Stored records:
☆ ☆ ☆
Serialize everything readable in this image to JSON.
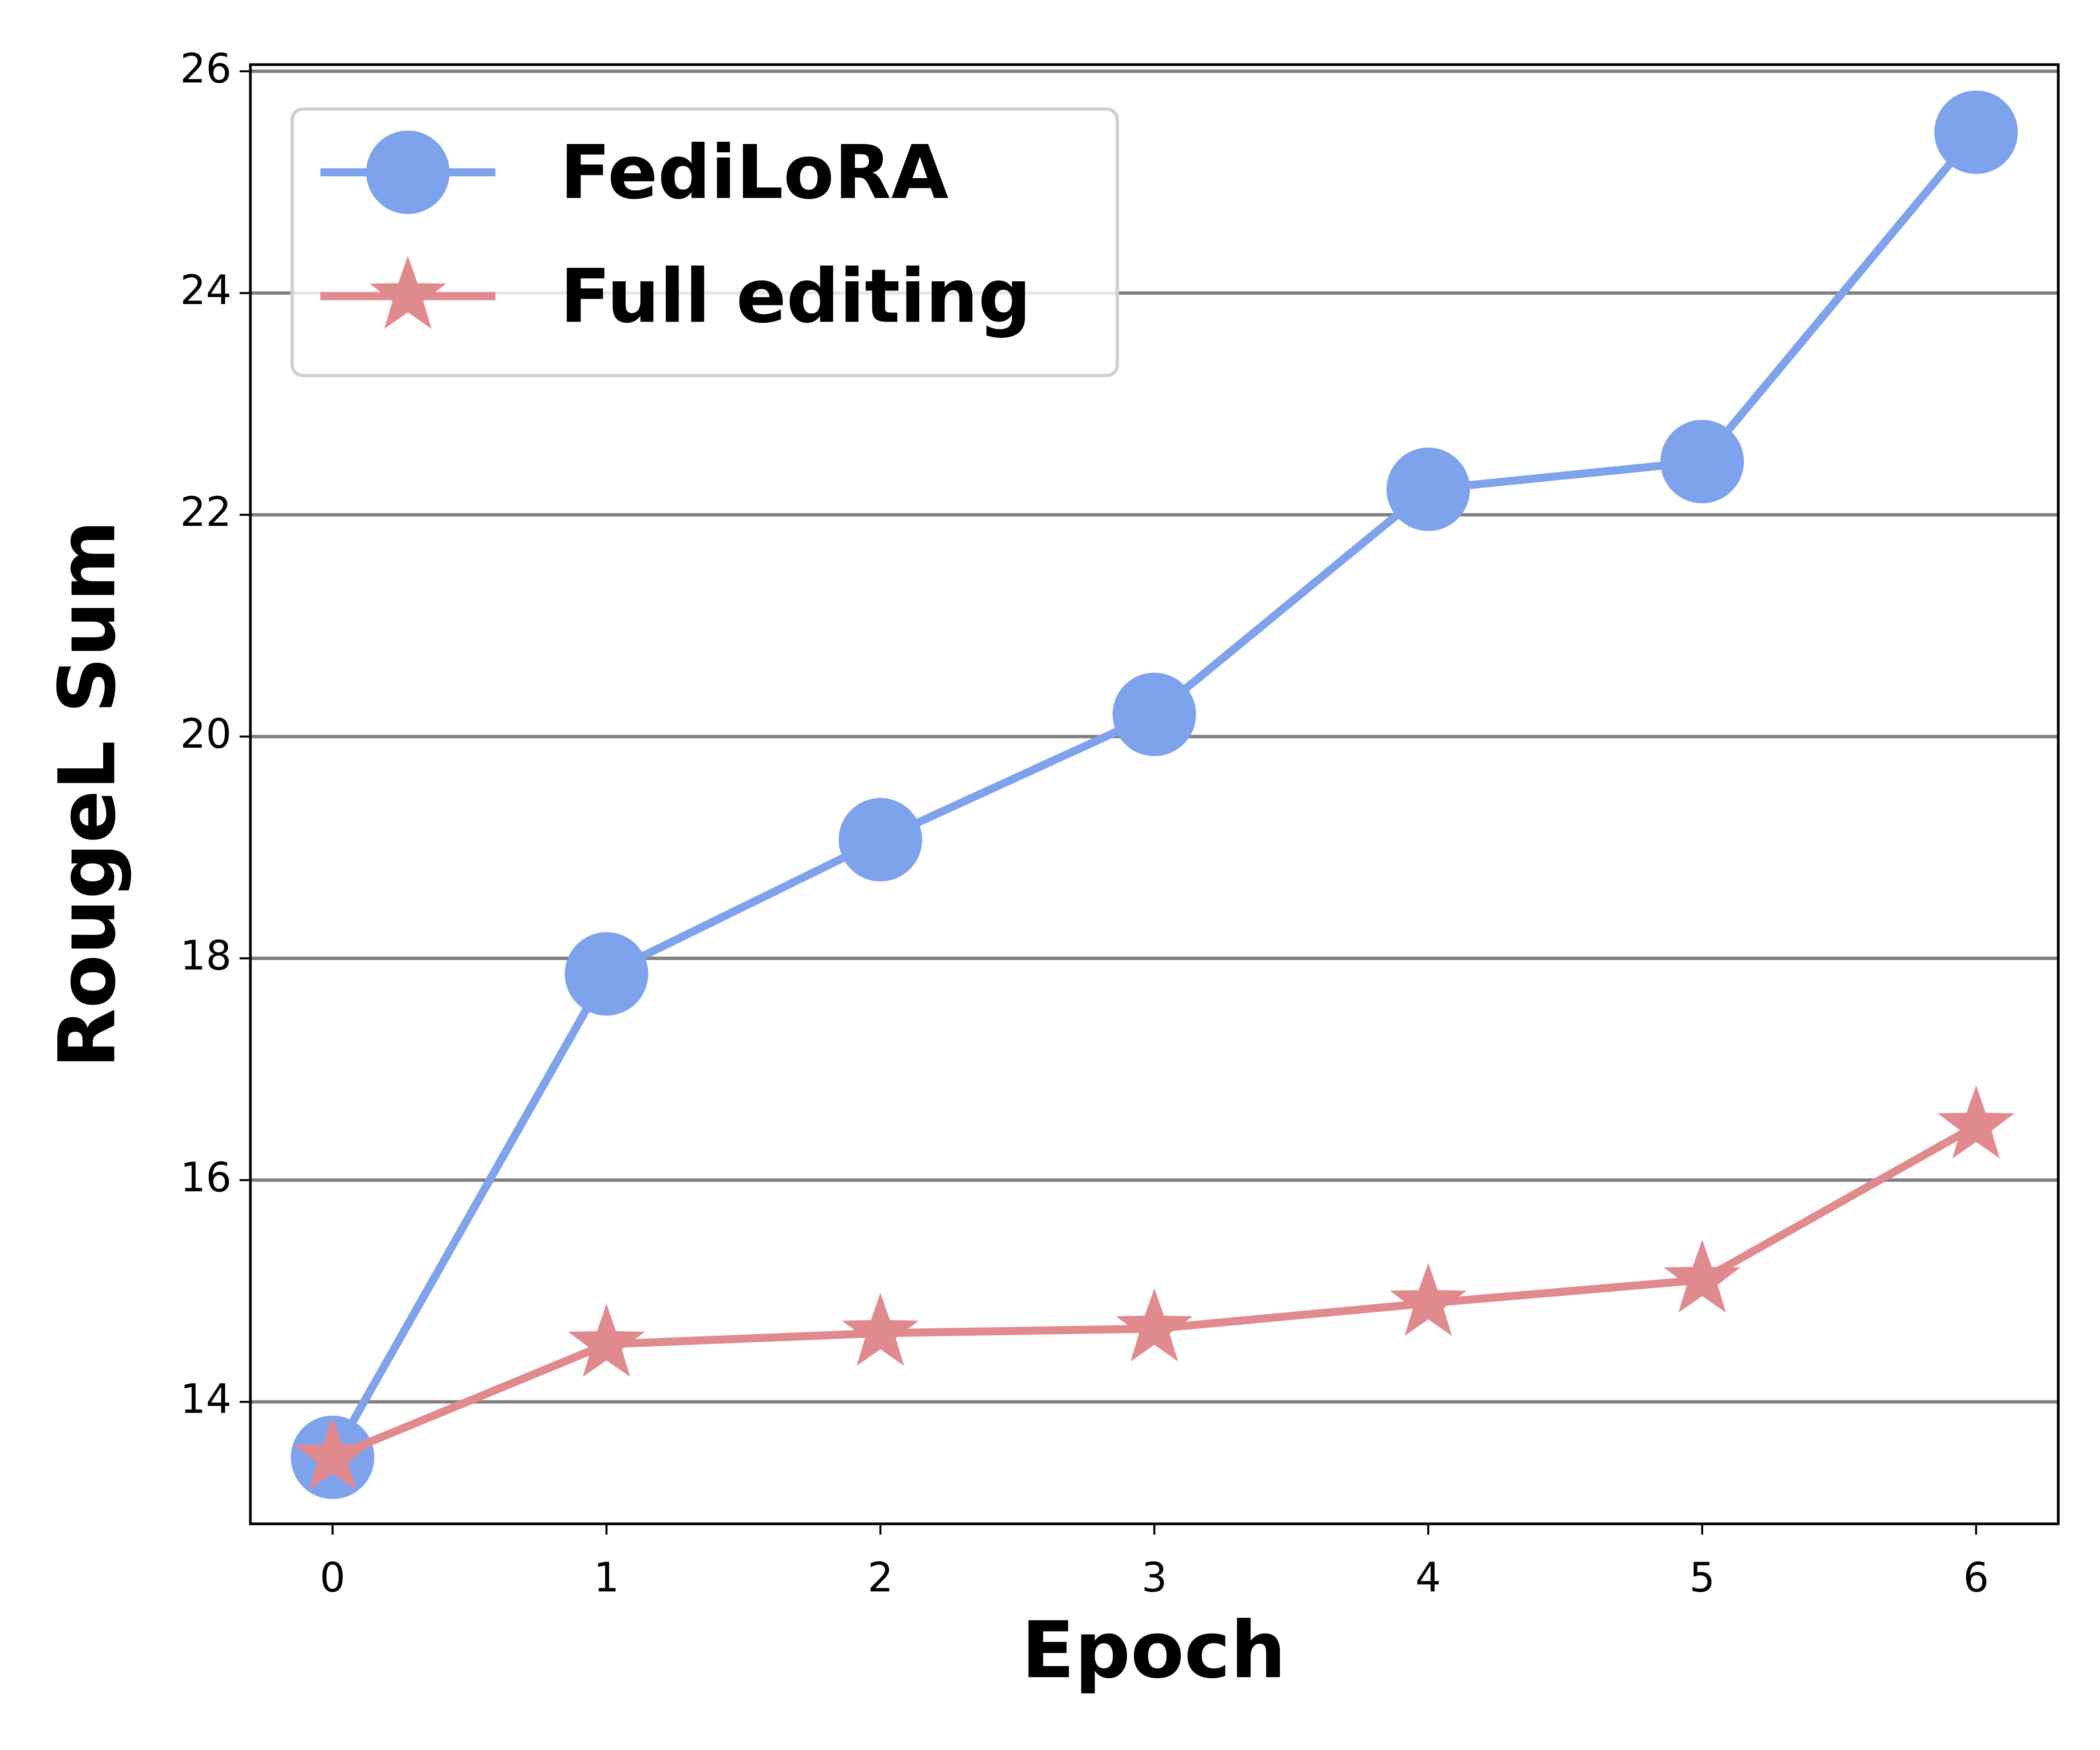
{
  "chart_data": {
    "type": "line",
    "x_label": "Epoch",
    "y_label": "RougeL Sum",
    "x": [
      0,
      1,
      2,
      3,
      4,
      5,
      6
    ],
    "series": [
      {
        "name": "FediLoRA",
        "color": "#7fa2ec",
        "marker": "circle",
        "values": [
          13.5,
          17.86,
          19.07,
          20.2,
          22.23,
          22.48,
          25.45
        ]
      },
      {
        "name": "Full editing",
        "color": "#e08a8e",
        "marker": "star",
        "values": [
          13.5,
          14.52,
          14.62,
          14.66,
          14.89,
          15.1,
          16.49
        ]
      }
    ],
    "xlim": [
      -0.3,
      6.3
    ],
    "xticks": [
      0,
      1,
      2,
      3,
      4,
      5,
      6
    ],
    "ylim": [
      12.9,
      26.06
    ],
    "yticks": [
      14,
      16,
      18,
      20,
      22,
      24,
      26
    ],
    "grid": true,
    "legend": "upper left"
  }
}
☆ ☆ ☆
> _THE TASK_
In your copy of the listing above, reproduce each line exactly and omit all pictures.

> _SOLUTION TO THE EXERCISE_
Serialize everything readable in this image to JSON.
{
  "chart_data": {
    "type": "line",
    "x_label": "Epoch",
    "y_label": "RougeL Sum",
    "x": [
      0,
      1,
      2,
      3,
      4,
      5,
      6
    ],
    "series": [
      {
        "name": "FediLoRA",
        "color": "#7fa2ec",
        "marker": "circle",
        "values": [
          13.5,
          17.86,
          19.07,
          20.2,
          22.23,
          22.48,
          25.45
        ]
      },
      {
        "name": "Full editing",
        "color": "#e08a8e",
        "marker": "star",
        "values": [
          13.5,
          14.52,
          14.62,
          14.66,
          14.89,
          15.1,
          16.49
        ]
      }
    ],
    "xlim": [
      -0.3,
      6.3
    ],
    "xticks": [
      0,
      1,
      2,
      3,
      4,
      5,
      6
    ],
    "ylim": [
      12.9,
      26.06
    ],
    "yticks": [
      14,
      16,
      18,
      20,
      22,
      24,
      26
    ],
    "grid": true,
    "legend": "upper left"
  }
}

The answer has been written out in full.